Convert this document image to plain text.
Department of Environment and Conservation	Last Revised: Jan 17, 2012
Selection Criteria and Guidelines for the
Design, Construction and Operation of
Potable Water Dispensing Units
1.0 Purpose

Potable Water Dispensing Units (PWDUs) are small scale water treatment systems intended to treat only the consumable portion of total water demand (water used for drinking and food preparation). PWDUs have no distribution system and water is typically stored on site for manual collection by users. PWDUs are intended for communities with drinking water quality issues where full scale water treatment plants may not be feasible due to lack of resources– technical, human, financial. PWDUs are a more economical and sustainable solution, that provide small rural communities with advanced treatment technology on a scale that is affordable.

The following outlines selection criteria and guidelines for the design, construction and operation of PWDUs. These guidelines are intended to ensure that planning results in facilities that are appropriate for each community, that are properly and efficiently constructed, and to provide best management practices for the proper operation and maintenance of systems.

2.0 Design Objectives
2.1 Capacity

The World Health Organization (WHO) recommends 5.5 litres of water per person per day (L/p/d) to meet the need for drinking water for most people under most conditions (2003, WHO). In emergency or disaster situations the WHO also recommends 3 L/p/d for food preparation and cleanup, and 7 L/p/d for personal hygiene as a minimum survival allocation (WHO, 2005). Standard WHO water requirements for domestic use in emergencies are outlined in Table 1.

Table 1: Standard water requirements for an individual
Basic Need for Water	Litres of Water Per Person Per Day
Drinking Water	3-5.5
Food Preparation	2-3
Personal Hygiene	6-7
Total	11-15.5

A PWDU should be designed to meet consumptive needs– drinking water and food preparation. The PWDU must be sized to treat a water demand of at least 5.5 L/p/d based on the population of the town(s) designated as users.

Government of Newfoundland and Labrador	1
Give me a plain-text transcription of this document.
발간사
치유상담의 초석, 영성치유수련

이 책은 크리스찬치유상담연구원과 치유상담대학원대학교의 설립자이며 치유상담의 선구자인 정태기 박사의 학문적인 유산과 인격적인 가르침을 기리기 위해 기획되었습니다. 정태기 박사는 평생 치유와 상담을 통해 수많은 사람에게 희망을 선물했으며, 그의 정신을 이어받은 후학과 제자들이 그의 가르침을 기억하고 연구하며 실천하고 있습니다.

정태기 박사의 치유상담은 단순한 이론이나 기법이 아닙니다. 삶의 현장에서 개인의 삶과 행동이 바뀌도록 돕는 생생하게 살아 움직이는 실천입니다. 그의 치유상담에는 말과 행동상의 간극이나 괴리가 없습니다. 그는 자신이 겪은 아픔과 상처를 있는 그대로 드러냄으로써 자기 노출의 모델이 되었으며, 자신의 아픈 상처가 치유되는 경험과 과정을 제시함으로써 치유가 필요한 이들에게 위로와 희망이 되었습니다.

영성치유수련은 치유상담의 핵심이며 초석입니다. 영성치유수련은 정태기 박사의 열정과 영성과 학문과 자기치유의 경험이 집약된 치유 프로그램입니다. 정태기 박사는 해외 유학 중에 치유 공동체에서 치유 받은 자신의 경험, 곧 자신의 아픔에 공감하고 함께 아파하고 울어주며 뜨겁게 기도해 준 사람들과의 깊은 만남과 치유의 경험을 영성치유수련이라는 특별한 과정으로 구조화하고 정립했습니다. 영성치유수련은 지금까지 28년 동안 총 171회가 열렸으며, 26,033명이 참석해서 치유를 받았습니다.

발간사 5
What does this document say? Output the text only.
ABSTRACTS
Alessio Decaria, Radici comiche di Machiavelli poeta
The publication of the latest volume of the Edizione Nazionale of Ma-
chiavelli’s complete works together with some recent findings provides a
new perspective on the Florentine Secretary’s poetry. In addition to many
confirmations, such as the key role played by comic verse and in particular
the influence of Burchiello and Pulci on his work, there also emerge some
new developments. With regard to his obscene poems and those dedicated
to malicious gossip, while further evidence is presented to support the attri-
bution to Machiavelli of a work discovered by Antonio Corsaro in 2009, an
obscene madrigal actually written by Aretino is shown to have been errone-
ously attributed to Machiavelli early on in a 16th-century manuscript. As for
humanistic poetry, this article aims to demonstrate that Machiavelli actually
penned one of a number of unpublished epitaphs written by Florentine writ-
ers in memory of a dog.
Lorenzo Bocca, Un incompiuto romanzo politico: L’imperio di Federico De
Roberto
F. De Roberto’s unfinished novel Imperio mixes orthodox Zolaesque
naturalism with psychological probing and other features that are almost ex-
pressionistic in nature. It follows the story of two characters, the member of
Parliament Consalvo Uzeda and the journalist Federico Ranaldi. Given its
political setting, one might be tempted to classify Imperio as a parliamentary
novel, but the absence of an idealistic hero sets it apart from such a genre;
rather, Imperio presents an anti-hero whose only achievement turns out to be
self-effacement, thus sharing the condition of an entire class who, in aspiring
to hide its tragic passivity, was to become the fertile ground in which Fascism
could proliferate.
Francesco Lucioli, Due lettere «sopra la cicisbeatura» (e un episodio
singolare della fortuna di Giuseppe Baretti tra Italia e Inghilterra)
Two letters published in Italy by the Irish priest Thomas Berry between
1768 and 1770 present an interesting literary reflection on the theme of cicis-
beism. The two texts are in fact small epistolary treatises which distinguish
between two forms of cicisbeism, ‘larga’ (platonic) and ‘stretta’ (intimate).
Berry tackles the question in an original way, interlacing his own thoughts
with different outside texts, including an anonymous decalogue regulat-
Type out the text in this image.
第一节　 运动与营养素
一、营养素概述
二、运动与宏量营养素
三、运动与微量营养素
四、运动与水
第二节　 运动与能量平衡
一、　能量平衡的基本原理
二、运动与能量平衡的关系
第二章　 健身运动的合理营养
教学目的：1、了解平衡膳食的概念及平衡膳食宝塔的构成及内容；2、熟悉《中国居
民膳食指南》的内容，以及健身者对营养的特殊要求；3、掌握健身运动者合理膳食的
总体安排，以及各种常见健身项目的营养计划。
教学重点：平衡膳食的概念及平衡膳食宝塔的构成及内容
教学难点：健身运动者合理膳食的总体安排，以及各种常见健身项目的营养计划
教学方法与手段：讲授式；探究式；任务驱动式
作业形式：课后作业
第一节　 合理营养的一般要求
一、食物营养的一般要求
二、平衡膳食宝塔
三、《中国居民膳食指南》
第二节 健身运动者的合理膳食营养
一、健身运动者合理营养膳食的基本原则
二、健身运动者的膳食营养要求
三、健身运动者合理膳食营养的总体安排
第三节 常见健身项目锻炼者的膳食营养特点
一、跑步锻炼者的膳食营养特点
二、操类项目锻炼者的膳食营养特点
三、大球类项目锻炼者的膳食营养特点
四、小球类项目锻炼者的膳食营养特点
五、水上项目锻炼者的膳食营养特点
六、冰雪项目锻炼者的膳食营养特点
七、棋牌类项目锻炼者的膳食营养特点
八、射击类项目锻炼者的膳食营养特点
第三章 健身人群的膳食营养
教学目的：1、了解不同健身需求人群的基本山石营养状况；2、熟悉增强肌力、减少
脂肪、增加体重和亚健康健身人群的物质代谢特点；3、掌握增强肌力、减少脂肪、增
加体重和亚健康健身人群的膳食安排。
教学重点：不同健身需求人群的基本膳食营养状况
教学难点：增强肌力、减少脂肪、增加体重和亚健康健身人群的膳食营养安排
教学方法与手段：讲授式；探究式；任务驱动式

_ _ _ _

#### Description of the task:
Extract, from the listing above, every line where the string "减少脂肪" occurs.

#### In response:
脂肪、增加体重和亚健康健身人群的物质代谢特点；3、掌握增强肌力、减少脂肪、增
教学难点：增强肌力、减少脂肪、增加体重和亚健康健身人群的膳食营养安排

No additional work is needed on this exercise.